Collect all lines below with the string "Navy".

**Input**:
***

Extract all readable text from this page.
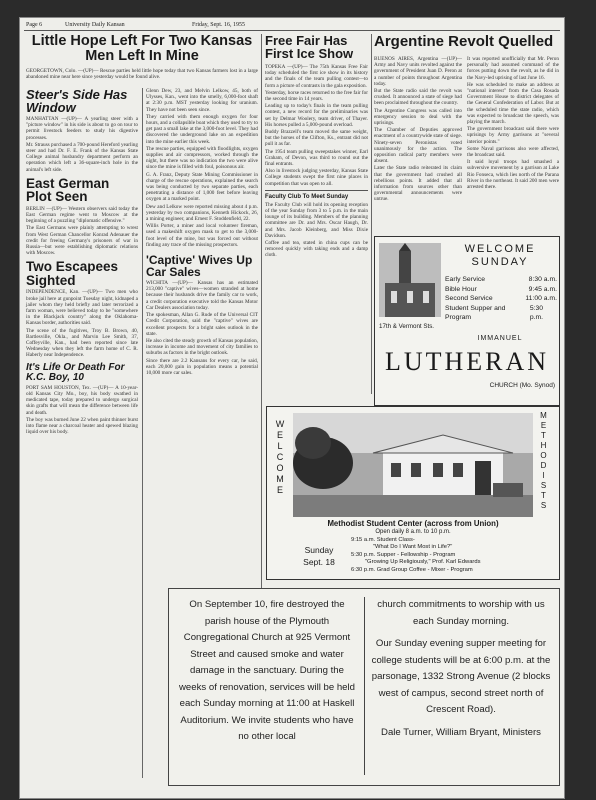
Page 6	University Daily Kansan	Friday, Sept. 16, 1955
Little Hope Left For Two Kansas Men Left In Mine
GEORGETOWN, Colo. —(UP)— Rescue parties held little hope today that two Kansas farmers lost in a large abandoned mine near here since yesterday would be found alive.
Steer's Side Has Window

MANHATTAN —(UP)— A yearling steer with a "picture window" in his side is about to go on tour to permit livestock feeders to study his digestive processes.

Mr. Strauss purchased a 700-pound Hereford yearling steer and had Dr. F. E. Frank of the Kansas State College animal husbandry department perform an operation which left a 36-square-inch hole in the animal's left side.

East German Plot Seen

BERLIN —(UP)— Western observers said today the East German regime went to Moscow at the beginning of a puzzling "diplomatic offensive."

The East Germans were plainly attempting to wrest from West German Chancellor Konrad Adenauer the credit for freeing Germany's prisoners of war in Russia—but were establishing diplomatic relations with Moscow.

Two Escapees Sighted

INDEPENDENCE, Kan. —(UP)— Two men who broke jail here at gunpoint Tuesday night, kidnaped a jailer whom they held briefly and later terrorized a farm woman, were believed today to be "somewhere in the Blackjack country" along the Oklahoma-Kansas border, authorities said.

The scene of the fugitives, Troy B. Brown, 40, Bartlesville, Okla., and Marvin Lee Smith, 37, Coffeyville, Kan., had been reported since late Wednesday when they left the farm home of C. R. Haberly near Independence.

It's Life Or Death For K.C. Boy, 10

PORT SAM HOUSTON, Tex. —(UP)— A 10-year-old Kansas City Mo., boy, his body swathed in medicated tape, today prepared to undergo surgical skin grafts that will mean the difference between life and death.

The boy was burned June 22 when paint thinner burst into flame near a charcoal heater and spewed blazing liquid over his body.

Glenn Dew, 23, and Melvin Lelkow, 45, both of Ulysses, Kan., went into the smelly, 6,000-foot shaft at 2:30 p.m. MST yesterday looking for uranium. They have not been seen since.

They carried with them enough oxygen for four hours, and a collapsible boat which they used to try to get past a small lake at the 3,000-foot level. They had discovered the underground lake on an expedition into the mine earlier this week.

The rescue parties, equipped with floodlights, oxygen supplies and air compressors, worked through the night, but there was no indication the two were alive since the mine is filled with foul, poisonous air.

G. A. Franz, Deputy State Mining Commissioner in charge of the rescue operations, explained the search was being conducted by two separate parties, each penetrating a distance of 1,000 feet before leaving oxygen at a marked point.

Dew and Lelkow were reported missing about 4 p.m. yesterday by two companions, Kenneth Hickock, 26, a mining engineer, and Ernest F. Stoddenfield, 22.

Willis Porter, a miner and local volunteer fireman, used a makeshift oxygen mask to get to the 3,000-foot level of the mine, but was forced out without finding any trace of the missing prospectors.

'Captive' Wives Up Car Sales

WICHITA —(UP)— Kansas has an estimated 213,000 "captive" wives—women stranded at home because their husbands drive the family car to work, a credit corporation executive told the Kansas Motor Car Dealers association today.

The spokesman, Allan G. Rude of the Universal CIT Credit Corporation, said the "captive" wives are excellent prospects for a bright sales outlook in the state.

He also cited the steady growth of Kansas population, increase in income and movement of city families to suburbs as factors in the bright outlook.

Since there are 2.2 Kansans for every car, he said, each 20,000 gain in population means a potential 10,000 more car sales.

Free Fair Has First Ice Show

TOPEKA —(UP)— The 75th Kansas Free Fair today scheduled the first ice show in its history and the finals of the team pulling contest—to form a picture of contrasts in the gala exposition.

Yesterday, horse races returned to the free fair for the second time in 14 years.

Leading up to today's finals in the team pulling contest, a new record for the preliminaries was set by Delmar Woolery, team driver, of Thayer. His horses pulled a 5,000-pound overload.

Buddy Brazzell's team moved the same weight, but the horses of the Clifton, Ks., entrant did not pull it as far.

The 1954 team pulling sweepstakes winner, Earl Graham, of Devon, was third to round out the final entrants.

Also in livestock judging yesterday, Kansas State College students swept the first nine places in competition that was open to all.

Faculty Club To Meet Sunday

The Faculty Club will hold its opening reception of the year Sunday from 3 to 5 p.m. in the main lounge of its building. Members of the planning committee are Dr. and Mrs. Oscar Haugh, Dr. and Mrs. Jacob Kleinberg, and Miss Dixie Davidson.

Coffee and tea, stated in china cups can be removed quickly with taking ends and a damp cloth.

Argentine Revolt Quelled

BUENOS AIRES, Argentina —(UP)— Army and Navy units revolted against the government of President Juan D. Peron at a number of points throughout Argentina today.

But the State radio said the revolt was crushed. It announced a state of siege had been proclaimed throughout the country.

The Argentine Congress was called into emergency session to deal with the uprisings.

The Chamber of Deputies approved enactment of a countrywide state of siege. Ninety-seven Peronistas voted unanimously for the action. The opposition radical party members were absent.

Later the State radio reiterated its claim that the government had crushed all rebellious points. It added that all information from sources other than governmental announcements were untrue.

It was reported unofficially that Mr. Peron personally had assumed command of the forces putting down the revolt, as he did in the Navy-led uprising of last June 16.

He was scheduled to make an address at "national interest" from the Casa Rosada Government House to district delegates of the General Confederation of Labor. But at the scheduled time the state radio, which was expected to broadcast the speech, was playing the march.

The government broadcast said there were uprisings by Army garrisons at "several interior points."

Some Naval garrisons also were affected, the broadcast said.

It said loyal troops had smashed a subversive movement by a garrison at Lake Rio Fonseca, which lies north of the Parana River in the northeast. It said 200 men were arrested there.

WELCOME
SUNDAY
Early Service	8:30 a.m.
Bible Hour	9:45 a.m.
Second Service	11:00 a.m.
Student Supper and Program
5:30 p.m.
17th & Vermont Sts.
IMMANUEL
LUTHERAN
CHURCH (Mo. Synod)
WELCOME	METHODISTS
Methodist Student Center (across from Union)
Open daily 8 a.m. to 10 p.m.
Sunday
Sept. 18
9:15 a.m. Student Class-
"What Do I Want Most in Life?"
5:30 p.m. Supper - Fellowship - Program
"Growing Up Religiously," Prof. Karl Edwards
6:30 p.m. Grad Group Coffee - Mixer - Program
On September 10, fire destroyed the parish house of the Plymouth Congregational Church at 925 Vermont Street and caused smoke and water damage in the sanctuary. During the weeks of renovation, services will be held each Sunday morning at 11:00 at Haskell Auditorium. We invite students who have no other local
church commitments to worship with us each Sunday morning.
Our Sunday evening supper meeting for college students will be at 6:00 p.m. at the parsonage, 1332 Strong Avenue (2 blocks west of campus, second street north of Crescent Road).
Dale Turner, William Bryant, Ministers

***

**Full solution**:
BUENOS AIRES, Argentina —(UP)— Army and Navy units revolted against the government of President Juan D. Peron at a number of points throughout Argentina today.
It was reported unofficially that Mr. Peron personally had assumed command of the forces putting down the revolt, as he did in the Navy-led uprising of last June 16.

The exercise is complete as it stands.